## SUPPLIED MATERIAL
☆ ☆ ☆

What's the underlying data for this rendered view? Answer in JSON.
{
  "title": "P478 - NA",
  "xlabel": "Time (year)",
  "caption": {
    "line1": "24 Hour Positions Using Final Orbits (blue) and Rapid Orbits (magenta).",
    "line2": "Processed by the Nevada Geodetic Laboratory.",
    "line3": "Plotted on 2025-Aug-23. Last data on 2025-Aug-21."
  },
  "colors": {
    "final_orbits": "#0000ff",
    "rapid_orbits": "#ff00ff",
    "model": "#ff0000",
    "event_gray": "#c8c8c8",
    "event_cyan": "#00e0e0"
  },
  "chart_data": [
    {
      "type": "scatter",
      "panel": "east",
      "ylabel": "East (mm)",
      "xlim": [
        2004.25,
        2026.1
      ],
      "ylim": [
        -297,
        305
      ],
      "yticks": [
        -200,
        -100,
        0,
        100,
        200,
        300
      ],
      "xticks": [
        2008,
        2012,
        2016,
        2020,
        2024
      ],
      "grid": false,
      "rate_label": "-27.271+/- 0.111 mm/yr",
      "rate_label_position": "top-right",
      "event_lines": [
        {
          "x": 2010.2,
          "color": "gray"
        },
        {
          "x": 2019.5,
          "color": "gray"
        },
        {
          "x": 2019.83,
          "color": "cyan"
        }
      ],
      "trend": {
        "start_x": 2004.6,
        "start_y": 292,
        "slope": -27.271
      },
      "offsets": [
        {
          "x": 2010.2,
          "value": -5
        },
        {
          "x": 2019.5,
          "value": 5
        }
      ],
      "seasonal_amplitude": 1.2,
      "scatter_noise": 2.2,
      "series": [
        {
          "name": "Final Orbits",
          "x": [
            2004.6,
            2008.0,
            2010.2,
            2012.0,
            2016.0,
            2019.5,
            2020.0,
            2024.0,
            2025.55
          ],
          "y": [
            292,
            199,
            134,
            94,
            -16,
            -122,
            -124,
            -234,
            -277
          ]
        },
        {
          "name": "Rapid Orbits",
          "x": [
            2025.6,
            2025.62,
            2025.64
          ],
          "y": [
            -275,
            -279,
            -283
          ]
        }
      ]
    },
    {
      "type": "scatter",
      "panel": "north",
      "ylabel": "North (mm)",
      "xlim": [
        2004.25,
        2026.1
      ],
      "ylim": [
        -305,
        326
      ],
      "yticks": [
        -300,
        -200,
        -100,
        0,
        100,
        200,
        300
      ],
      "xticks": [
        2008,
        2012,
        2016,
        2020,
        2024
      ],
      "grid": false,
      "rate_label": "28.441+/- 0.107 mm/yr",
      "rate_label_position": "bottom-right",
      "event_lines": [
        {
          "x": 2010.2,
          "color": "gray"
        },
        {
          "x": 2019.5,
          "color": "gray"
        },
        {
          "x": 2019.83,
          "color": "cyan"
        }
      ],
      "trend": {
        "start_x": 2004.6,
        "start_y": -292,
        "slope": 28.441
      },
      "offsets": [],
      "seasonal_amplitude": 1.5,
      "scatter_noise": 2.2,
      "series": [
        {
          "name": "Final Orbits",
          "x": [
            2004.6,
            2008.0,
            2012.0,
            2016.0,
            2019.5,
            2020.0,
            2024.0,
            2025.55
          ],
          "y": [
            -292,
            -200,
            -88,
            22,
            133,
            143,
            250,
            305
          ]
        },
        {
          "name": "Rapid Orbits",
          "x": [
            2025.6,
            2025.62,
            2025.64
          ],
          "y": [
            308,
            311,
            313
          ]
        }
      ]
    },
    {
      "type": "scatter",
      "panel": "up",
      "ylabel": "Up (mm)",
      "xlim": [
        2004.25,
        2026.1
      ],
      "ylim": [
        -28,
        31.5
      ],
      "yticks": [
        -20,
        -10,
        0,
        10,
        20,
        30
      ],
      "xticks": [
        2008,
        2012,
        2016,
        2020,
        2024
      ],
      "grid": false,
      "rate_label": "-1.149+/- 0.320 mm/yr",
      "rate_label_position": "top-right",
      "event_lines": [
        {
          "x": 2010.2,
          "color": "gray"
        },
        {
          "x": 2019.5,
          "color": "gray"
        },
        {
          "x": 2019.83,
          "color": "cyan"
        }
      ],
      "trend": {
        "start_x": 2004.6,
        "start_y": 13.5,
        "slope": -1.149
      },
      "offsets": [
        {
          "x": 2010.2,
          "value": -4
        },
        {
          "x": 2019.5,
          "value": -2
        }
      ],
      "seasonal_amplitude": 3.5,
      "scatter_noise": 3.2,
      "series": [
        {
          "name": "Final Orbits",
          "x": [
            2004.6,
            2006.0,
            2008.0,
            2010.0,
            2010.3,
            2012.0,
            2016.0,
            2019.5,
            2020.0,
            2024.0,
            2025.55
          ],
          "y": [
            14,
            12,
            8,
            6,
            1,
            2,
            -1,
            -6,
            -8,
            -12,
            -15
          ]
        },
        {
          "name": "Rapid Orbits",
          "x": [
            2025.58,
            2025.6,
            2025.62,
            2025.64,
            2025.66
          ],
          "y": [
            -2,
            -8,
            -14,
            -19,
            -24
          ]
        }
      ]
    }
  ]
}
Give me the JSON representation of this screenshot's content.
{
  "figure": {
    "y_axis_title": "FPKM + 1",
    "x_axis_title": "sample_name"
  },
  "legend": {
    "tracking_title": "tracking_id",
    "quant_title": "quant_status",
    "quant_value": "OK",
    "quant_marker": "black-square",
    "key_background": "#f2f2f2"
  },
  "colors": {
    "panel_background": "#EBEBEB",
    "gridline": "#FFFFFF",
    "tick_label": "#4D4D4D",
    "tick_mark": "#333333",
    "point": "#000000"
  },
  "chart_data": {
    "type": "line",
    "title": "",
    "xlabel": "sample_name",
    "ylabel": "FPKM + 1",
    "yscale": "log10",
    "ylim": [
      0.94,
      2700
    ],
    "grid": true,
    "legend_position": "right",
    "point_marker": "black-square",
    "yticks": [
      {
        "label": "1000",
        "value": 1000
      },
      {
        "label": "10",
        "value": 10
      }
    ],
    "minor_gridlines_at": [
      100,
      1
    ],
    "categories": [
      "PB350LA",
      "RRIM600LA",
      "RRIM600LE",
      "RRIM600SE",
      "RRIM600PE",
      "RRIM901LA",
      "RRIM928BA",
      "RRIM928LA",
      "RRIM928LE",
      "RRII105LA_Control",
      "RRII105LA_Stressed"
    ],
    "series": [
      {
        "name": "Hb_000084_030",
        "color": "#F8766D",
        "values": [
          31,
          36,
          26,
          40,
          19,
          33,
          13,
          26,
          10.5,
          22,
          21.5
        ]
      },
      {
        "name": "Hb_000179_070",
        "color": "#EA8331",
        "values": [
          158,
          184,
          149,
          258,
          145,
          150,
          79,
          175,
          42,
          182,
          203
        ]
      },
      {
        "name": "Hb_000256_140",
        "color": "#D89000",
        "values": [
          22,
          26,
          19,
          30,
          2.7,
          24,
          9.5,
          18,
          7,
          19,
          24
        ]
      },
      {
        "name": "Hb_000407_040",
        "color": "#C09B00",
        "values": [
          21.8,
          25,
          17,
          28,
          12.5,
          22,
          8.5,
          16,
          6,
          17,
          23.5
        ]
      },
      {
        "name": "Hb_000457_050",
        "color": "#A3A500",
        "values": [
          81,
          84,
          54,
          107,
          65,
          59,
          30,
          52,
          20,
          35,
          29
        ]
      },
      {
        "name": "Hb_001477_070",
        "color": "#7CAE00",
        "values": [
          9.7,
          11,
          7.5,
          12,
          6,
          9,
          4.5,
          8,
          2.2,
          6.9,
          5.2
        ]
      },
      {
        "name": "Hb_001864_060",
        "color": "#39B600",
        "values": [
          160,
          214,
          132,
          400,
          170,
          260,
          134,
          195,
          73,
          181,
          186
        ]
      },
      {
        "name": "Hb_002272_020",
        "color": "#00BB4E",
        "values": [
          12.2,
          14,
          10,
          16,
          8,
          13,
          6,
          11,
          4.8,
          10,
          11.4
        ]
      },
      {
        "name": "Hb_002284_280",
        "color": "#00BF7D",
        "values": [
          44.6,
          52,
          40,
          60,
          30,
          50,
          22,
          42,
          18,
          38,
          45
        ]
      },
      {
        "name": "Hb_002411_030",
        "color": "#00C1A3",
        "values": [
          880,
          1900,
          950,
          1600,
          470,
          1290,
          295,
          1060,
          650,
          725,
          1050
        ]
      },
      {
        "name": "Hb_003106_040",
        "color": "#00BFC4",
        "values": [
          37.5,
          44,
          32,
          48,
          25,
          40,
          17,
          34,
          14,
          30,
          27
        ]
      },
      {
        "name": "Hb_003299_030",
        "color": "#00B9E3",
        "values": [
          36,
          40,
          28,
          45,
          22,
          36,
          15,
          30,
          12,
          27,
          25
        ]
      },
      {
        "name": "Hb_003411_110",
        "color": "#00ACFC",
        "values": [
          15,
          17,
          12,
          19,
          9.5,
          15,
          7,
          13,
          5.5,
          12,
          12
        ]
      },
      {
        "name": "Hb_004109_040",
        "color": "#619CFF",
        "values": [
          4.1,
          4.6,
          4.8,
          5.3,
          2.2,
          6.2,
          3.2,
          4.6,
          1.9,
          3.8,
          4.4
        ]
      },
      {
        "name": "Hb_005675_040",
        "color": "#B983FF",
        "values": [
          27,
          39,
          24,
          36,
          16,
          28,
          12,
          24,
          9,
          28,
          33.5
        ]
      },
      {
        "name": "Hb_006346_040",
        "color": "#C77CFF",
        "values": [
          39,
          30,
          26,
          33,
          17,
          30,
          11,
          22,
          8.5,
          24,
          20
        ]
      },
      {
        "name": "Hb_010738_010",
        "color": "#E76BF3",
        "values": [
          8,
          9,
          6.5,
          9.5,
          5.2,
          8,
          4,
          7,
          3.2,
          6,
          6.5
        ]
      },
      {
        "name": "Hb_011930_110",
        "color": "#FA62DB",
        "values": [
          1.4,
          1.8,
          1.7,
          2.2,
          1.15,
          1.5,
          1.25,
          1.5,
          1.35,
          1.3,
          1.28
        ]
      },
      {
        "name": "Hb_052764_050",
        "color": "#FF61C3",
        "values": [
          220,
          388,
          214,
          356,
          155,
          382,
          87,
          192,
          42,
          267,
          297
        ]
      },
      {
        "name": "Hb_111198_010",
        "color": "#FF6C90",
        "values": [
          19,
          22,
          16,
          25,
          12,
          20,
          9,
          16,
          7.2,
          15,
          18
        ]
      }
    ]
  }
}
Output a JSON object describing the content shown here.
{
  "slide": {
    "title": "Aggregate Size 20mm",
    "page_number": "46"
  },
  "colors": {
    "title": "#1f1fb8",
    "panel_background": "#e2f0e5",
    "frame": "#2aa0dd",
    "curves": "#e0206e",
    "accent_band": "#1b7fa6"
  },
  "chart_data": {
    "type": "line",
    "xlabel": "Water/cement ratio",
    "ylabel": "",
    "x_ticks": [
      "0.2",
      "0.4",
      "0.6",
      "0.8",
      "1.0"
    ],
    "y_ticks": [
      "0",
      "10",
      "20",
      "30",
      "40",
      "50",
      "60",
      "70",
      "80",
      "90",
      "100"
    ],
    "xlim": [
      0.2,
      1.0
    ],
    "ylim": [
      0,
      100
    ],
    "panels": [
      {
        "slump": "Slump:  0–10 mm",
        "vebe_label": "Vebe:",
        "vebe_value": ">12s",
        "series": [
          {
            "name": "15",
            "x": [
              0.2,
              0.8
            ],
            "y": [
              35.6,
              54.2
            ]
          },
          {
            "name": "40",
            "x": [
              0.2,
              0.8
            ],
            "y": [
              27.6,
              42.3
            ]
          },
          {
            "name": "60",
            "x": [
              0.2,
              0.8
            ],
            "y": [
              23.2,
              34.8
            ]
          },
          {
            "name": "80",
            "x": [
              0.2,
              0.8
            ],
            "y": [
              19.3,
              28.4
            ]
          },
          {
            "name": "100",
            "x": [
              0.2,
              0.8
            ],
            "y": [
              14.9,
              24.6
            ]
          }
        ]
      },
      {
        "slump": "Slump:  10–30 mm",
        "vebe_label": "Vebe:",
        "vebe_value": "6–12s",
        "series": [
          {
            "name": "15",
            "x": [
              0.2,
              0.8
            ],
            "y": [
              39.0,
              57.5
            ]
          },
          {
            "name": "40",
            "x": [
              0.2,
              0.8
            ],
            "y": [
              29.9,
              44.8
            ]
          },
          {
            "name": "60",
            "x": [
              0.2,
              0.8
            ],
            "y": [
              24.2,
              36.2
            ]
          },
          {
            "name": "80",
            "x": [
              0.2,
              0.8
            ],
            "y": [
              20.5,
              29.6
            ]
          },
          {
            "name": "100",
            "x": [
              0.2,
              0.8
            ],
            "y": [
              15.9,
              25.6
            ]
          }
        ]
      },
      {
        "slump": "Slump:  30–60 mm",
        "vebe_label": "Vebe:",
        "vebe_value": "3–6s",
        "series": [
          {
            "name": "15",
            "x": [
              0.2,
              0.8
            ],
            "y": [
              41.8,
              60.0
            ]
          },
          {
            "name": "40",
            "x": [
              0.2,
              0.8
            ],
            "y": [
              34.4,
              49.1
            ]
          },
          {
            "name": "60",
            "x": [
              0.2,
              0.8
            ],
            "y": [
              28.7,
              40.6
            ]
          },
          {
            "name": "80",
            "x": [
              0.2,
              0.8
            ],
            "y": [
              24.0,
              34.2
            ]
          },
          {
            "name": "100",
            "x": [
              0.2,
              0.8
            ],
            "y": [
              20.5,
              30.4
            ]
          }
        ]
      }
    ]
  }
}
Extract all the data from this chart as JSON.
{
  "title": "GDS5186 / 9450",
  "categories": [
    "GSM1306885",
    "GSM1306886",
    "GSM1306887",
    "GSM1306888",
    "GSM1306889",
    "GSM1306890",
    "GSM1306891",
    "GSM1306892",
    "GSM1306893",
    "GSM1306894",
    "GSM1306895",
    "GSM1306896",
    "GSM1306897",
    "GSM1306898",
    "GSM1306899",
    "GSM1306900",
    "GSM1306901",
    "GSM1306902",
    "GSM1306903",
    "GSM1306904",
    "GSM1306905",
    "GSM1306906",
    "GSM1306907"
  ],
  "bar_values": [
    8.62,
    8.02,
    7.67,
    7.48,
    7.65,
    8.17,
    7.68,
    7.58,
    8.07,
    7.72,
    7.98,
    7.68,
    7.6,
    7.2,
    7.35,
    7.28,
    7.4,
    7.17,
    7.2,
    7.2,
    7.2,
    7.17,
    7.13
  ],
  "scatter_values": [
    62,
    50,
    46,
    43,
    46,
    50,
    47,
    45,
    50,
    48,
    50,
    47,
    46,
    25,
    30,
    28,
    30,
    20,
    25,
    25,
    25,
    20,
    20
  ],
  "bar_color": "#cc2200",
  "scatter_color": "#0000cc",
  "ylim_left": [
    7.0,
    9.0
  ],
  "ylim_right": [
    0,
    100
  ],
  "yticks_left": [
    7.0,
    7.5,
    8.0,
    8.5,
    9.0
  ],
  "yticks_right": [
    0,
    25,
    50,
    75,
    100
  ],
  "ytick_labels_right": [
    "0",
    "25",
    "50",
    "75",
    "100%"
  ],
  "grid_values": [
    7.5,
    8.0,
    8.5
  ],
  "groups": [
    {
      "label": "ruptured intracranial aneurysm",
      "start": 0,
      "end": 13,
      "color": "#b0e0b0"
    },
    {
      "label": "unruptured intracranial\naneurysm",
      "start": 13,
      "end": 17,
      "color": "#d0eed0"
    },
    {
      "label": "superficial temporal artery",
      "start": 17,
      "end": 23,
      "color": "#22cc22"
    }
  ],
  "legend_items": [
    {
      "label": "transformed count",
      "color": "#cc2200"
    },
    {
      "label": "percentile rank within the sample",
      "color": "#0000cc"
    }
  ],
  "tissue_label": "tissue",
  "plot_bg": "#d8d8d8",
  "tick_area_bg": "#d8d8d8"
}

☆ ☆ ☆

Find every line in the listing that holds the string "intracranial", then say how many there are as a bare number.

2